What the task asks ::
Gather every line that includes the word "signal", please.

--- start Material for the task ---

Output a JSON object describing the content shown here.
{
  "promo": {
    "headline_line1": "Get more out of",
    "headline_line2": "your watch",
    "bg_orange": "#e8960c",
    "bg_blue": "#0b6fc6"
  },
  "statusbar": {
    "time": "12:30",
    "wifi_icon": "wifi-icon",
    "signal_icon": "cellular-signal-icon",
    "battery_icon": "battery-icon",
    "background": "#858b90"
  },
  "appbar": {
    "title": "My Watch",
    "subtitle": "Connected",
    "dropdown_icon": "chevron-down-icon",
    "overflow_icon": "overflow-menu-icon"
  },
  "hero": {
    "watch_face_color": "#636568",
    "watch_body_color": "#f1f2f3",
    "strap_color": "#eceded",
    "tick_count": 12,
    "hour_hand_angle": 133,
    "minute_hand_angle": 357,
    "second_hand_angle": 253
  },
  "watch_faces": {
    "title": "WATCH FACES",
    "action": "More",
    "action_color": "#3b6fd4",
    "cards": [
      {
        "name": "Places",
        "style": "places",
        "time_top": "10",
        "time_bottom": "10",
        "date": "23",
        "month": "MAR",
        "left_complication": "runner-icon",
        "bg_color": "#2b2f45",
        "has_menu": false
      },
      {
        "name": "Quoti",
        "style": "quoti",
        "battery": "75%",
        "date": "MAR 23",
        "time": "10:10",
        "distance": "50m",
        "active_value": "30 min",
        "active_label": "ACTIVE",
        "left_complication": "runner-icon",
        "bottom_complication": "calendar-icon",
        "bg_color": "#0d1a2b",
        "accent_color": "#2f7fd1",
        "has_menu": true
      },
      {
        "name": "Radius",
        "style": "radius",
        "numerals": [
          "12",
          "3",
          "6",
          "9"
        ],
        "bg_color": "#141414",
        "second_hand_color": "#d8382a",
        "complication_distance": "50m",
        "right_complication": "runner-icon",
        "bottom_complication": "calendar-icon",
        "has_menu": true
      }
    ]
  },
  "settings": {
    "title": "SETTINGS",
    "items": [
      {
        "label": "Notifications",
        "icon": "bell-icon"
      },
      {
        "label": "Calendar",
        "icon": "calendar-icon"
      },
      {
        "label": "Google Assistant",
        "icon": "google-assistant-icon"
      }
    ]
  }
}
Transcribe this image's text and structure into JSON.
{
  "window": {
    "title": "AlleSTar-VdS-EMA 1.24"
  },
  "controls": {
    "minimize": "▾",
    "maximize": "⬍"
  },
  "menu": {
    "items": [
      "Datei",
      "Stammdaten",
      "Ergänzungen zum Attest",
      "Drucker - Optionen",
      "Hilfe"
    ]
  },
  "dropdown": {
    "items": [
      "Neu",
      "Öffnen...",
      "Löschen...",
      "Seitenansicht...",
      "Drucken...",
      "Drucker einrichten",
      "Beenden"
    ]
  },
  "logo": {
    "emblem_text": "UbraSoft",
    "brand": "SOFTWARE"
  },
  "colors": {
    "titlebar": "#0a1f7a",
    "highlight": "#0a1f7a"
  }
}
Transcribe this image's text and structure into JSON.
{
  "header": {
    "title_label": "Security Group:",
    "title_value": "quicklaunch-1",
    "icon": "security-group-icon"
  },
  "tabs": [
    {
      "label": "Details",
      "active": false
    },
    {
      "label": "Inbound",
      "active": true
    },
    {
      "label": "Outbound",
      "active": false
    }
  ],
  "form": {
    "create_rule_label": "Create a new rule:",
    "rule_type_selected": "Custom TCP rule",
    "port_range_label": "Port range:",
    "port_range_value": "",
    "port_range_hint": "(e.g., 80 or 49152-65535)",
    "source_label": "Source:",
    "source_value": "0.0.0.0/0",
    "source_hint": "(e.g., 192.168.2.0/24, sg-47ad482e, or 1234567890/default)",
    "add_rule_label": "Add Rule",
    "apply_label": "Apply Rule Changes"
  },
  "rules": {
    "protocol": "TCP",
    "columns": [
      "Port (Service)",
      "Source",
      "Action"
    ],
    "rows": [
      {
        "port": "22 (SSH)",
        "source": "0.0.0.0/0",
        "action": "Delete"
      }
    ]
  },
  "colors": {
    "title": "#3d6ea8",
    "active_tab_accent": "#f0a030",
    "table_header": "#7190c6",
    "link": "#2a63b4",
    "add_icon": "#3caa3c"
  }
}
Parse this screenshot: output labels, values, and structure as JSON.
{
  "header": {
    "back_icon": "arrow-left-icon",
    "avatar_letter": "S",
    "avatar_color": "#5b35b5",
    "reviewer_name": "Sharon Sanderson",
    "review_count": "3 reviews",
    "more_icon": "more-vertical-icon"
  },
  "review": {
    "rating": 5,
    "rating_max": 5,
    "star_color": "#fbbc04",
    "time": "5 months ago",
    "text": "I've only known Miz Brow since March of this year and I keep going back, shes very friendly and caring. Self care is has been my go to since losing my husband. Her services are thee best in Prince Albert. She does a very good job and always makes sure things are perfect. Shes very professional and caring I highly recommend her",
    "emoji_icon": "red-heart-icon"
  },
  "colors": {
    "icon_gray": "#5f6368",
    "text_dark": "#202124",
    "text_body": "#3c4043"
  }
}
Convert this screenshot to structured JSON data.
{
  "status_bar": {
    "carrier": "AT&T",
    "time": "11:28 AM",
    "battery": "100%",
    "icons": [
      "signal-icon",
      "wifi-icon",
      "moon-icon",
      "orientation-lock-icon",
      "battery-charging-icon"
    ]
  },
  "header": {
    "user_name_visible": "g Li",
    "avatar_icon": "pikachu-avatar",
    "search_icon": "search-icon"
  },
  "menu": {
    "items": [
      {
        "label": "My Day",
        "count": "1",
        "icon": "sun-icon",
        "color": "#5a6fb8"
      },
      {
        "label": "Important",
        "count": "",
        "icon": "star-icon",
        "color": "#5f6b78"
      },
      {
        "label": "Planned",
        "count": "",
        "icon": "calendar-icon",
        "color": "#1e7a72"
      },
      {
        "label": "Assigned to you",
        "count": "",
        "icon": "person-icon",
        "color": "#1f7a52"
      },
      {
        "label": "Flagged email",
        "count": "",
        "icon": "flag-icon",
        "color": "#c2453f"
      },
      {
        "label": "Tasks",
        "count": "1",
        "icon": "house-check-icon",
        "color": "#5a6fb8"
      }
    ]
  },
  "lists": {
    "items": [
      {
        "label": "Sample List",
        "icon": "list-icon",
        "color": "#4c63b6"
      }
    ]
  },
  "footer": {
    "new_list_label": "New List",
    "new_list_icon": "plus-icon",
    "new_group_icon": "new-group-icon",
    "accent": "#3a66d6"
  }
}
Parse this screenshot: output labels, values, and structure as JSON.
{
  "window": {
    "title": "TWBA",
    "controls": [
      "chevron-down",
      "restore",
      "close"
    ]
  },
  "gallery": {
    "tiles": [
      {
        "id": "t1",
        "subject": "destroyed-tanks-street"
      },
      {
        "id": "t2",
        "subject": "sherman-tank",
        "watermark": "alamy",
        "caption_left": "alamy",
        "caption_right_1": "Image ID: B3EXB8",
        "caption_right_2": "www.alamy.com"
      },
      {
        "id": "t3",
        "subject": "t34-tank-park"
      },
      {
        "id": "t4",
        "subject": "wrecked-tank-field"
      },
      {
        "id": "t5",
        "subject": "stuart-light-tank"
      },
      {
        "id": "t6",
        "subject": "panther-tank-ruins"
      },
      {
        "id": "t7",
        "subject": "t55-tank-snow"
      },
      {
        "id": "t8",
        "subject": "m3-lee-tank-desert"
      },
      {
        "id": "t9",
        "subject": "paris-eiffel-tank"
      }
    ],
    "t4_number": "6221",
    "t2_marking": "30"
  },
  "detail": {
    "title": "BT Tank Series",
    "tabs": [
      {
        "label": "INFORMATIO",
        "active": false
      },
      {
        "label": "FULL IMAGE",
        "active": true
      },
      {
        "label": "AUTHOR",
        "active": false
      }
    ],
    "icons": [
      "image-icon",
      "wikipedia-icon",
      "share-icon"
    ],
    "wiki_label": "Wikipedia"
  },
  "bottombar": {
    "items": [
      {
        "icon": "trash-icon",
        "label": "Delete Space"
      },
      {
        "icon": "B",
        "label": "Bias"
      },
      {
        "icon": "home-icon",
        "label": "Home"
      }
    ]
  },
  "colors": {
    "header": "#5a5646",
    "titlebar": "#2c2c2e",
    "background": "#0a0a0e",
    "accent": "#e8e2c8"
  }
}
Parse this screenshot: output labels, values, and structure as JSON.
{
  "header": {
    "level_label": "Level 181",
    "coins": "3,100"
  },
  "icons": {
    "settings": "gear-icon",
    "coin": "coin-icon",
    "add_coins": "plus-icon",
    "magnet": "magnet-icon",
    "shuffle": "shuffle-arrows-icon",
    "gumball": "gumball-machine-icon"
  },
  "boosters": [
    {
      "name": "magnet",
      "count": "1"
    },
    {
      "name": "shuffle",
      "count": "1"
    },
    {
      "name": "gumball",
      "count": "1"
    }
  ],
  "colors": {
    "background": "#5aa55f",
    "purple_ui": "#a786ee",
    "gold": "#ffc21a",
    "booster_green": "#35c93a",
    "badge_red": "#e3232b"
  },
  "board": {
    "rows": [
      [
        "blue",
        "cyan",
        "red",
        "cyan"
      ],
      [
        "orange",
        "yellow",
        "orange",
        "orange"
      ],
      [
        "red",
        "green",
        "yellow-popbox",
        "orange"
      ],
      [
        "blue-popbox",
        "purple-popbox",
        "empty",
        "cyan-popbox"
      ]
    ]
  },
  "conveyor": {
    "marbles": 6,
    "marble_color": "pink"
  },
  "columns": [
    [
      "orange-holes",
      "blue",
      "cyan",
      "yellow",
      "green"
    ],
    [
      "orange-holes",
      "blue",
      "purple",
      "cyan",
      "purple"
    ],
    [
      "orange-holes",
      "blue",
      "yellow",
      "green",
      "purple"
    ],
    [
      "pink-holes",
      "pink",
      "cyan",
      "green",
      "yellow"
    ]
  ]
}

--- end Material for the task ---

Result below ::
    "signal_icon": "cellular-signal-icon",
      "signal-icon",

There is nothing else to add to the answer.